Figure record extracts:
---

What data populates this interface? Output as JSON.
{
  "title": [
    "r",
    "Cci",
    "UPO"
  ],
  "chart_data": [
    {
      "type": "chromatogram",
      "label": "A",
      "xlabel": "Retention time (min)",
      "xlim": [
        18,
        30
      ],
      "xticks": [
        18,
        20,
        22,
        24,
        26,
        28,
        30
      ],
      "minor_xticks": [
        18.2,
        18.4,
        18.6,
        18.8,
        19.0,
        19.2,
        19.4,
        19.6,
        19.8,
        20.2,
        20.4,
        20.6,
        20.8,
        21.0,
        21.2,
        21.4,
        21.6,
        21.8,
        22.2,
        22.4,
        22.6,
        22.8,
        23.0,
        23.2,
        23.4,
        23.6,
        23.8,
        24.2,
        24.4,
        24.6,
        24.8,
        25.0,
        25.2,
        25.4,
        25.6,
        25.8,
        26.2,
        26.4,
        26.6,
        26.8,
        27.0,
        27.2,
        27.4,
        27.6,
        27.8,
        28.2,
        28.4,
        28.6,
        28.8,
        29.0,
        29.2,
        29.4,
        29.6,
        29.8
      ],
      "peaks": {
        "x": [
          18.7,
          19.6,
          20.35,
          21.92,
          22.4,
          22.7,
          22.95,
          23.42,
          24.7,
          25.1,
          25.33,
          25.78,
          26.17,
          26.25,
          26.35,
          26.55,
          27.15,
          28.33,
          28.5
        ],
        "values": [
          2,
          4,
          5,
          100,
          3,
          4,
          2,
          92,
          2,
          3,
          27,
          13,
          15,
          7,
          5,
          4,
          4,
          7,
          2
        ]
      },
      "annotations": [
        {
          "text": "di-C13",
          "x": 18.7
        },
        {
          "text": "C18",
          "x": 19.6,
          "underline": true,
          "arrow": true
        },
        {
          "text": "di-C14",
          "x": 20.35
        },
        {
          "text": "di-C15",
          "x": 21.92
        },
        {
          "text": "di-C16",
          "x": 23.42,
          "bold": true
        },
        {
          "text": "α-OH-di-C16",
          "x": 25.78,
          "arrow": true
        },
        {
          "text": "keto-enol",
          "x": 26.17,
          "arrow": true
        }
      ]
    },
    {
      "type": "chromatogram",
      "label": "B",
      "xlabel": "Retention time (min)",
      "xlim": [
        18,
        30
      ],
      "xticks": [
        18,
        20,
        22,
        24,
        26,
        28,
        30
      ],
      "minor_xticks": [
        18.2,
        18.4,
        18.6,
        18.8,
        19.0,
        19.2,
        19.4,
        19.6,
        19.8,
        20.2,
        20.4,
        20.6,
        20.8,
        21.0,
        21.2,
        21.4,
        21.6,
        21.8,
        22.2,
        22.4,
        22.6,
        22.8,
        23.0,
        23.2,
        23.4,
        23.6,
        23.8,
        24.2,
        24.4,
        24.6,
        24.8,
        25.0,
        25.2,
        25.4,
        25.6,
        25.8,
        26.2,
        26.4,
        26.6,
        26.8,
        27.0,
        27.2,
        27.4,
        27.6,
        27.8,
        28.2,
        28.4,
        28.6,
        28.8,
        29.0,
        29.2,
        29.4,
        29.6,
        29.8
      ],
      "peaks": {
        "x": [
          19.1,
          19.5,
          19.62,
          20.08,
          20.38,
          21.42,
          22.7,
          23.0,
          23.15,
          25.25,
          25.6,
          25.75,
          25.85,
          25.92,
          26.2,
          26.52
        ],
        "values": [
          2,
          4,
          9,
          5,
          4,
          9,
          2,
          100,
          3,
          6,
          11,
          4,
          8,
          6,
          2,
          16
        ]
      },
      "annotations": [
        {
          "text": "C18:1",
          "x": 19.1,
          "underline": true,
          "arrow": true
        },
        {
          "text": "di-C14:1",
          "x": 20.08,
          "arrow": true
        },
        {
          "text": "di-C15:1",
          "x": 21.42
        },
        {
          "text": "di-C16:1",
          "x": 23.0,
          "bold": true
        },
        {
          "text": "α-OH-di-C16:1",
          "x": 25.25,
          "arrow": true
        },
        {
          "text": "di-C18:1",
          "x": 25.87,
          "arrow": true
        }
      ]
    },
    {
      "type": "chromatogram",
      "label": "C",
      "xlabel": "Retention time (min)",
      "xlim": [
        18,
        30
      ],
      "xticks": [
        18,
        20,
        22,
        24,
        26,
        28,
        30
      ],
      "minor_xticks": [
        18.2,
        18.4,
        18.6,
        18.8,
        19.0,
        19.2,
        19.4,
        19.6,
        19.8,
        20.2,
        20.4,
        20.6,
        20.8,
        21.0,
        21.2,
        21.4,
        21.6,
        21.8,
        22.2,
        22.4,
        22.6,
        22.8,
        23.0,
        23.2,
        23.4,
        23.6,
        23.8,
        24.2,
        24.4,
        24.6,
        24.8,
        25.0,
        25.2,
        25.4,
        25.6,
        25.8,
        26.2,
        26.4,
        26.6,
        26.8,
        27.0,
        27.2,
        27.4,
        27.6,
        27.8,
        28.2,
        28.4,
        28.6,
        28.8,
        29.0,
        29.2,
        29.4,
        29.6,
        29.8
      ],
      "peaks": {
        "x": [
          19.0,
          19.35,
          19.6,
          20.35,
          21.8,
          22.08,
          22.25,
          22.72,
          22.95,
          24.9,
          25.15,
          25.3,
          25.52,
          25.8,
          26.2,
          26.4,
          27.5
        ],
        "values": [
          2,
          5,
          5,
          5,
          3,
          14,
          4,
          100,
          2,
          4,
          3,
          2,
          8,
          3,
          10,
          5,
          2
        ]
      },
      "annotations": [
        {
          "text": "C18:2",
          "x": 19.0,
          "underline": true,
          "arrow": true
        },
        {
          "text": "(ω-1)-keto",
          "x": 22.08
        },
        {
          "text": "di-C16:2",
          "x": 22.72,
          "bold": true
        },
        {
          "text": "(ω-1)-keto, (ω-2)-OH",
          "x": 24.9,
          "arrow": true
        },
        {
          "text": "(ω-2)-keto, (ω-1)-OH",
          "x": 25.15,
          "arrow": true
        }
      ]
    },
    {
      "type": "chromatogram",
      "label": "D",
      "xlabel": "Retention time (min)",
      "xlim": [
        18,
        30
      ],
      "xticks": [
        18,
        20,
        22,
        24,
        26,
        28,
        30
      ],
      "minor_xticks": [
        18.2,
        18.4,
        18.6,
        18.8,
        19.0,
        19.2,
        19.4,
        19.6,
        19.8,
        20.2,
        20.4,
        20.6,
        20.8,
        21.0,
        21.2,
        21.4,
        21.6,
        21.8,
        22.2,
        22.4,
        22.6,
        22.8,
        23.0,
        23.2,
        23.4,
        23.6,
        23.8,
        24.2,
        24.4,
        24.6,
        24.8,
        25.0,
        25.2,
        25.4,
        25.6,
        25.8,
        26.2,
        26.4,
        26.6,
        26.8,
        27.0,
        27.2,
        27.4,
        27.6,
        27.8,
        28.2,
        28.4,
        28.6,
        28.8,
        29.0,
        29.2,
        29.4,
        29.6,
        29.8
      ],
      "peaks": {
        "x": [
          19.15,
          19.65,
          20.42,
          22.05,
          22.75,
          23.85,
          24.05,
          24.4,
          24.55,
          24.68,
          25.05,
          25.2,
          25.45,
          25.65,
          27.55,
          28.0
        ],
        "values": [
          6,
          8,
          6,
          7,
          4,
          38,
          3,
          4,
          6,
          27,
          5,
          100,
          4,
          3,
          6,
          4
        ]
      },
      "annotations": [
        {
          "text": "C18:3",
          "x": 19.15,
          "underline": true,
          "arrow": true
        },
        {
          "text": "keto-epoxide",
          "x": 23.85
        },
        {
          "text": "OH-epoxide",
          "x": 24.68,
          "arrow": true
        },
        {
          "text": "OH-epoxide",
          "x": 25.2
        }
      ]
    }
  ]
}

---

## Brief
Please copy out each record, character for character.

## Exercise result
What data populates this interface? Output as JSON.
{
  "title": [
    "r",
    "Cci",
    "UPO"
  ],
  "chart_data": [
    {
      "type": "chromatogram",
      "label": "A",
      "xlabel": "Retention time (min)",
      "xlim": [
        18,
        30
      ],
      "xticks": [
        18,
        20,
        22,
        24,
        26,
        28,
        30
      ],
      "minor_xticks": [
        18.2,
        18.4,
        18.6,
        18.8,
        19.0,
        19.2,
        19.4,
        19.6,
        19.8,
        20.2,
        20.4,
        20.6,
        20.8,
        21.0,
        21.2,
        21.4,
        21.6,
        21.8,
        22.2,
        22.4,
        22.6,
        22.8,
        23.0,
        23.2,
        23.4,
        23.6,
        23.8,
        24.2,
        24.4,
        24.6,
        24.8,
        25.0,
        25.2,
        25.4,
        25.6,
        25.8,
        26.2,
        26.4,
        26.6,
        26.8,
        27.0,
        27.2,
        27.4,
        27.6,
        27.8,
        28.2,
        28.4,
        28.6,
        28.8,
        29.0,
        29.2,
        29.4,
        29.6,
        29.8
      ],
      "peaks": {
        "x": [
          18.7,
          19.6,
          20.35,
          21.92,
          22.4,
          22.7,
          22.95,
          23.42,
          24.7,
          25.1,
          25.33,
          25.78,
          26.17,
          26.25,
          26.35,
          26.55,
          27.15,
          28.33,
          28.5
        ],
        "values": [
          2,
          4,
          5,
          100,
          3,
          4,
          2,
          92,
          2,
          3,
          27,
          13,
          15,
          7,
          5,
          4,
          4,
          7,
          2
        ]
      },
      "annotations": [
        {
          "text": "di-C13",
          "x": 18.7
        },
        {
          "text": "C18",
          "x": 19.6,
          "underline": true,
          "arrow": true
        },
        {
          "text": "di-C14",
          "x": 20.35
        },
        {
          "text": "di-C15",
          "x": 21.92
        },
        {
          "text": "di-C16",
          "x": 23.42,
          "bold": true
        },
        {
          "text": "α-OH-di-C16",
          "x": 25.78,
          "arrow": true
        },
        {
          "text": "keto-enol",
          "x": 26.17,
          "arrow": true
        }
      ]
    },
    {
      "type": "chromatogram",
      "label": "B",
      "xlabel": "Retention time (min)",
      "xlim": [
        18,
        30
      ],
      "xticks": [
        18,
        20,
        22,
        24,
        26,
        28,
        30
      ],
      "minor_xticks": [
        18.2,
        18.4,
        18.6,
        18.8,
        19.0,
        19.2,
        19.4,
        19.6,
        19.8,
        20.2,
        20.4,
        20.6,
        20.8,
        21.0,
        21.2,
        21.4,
        21.6,
        21.8,
        22.2,
        22.4,
        22.6,
        22.8,
        23.0,
        23.2,
        23.4,
        23.6,
        23.8,
        24.2,
        24.4,
        24.6,
        24.8,
        25.0,
        25.2,
        25.4,
        25.6,
        25.8,
        26.2,
        26.4,
        26.6,
        26.8,
        27.0,
        27.2,
        27.4,
        27.6,
        27.8,
        28.2,
        28.4,
        28.6,
        28.8,
        29.0,
        29.2,
        29.4,
        29.6,
        29.8
      ],
      "peaks": {
        "x": [
          19.1,
          19.5,
          19.62,
          20.08,
          20.38,
          21.42,
          22.7,
          23.0,
          23.15,
          25.25,
          25.6,
          25.75,
          25.85,
          25.92,
          26.2,
          26.52
        ],
        "values": [
          2,
          4,
          9,
          5,
          4,
          9,
          2,
          100,
          3,
          6,
          11,
          4,
          8,
          6,
          2,
          16
        ]
      },
      "annotations": [
        {
          "text": "C18:1",
          "x": 19.1,
          "underline": true,
          "arrow": true
        },
        {
          "text": "di-C14:1",
          "x": 20.08,
          "arrow": true
        },
        {
          "text": "di-C15:1",
          "x": 21.42
        },
        {
          "text": "di-C16:1",
          "x": 23.0,
          "bold": true
        },
        {
          "text": "α-OH-di-C16:1",
          "x": 25.25,
          "arrow": true
        },
        {
          "text": "di-C18:1",
          "x": 25.87,
          "arrow": true
        }
      ]
    },
    {
      "type": "chromatogram",
      "label": "C",
      "xlabel": "Retention time (min)",
      "xlim": [
        18,
        30
      ],
      "xticks": [
        18,
        20,
        22,
        24,
        26,
        28,
        30
      ],
      "minor_xticks": [
        18.2,
        18.4,
        18.6,
        18.8,
        19.0,
        19.2,
        19.4,
        19.6,
        19.8,
        20.2,
        20.4,
        20.6,
        20.8,
        21.0,
        21.2,
        21.4,
        21.6,
        21.8,
        22.2,
        22.4,
        22.6,
        22.8,
        23.0,
        23.2,
        23.4,
        23.6,
        23.8,
        24.2,
        24.4,
        24.6,
        24.8,
        25.0,
        25.2,
        25.4,
        25.6,
        25.8,
        26.2,
        26.4,
        26.6,
        26.8,
        27.0,
        27.2,
        27.4,
        27.6,
        27.8,
        28.2,
        28.4,
        28.6,
        28.8,
        29.0,
        29.2,
        29.4,
        29.6,
        29.8
      ],
      "peaks": {
        "x": [
          19.0,
          19.35,
          19.6,
          20.35,
          21.8,
          22.08,
          22.25,
          22.72,
          22.95,
          24.9,
          25.15,
          25.3,
          25.52,
          25.8,
          26.2,
          26.4,
          27.5
        ],
        "values": [
          2,
          5,
          5,
          5,
          3,
          14,
          4,
          100,
          2,
          4,
          3,
          2,
          8,
          3,
          10,
          5,
          2
        ]
      },
      "annotations": [
        {
          "text": "C18:2",
          "x": 19.0,
          "underline": true,
          "arrow": true
        },
        {
          "text": "(ω-1)-keto",
          "x": 22.08
        },
        {
          "text": "di-C16:2",
          "x": 22.72,
          "bold": true
        },
        {
          "text": "(ω-1)-keto, (ω-2)-OH",
          "x": 24.9,
          "arrow": true
        },
        {
          "text": "(ω-2)-keto, (ω-1)-OH",
          "x": 25.15,
          "arrow": true
        }
      ]
    },
    {
      "type": "chromatogram",
      "label": "D",
      "xlabel": "Retention time (min)",
      "xlim": [
        18,
        30
      ],
      "xticks": [
        18,
        20,
        22,
        24,
        26,
        28,
        30
      ],
      "minor_xticks": [
        18.2,
        18.4,
        18.6,
        18.8,
        19.0,
        19.2,
        19.4,
        19.6,
        19.8,
        20.2,
        20.4,
        20.6,
        20.8,
        21.0,
        21.2,
        21.4,
        21.6,
        21.8,
        22.2,
        22.4,
        22.6,
        22.8,
        23.0,
        23.2,
        23.4,
        23.6,
        23.8,
        24.2,
        24.4,
        24.6,
        24.8,
        25.0,
        25.2,
        25.4,
        25.6,
        25.8,
        26.2,
        26.4,
        26.6,
        26.8,
        27.0,
        27.2,
        27.4,
        27.6,
        27.8,
        28.2,
        28.4,
        28.6,
        28.8,
        29.0,
        29.2,
        29.4,
        29.6,
        29.8
      ],
      "peaks": {
        "x": [
          19.15,
          19.65,
          20.42,
          22.05,
          22.75,
          23.85,
          24.05,
          24.4,
          24.55,
          24.68,
          25.05,
          25.2,
          25.45,
          25.65,
          27.55,
          28.0
        ],
        "values": [
          6,
          8,
          6,
          7,
          4,
          38,
          3,
          4,
          6,
          27,
          5,
          100,
          4,
          3,
          6,
          4
        ]
      },
      "annotations": [
        {
          "text": "C18:3",
          "x": 19.15,
          "underline": true,
          "arrow": true
        },
        {
          "text": "keto-epoxide",
          "x": 23.85
        },
        {
          "text": "OH-epoxide",
          "x": 24.68,
          "arrow": true
        },
        {
          "text": "OH-epoxide",
          "x": 25.2
        }
      ]
    }
  ]
}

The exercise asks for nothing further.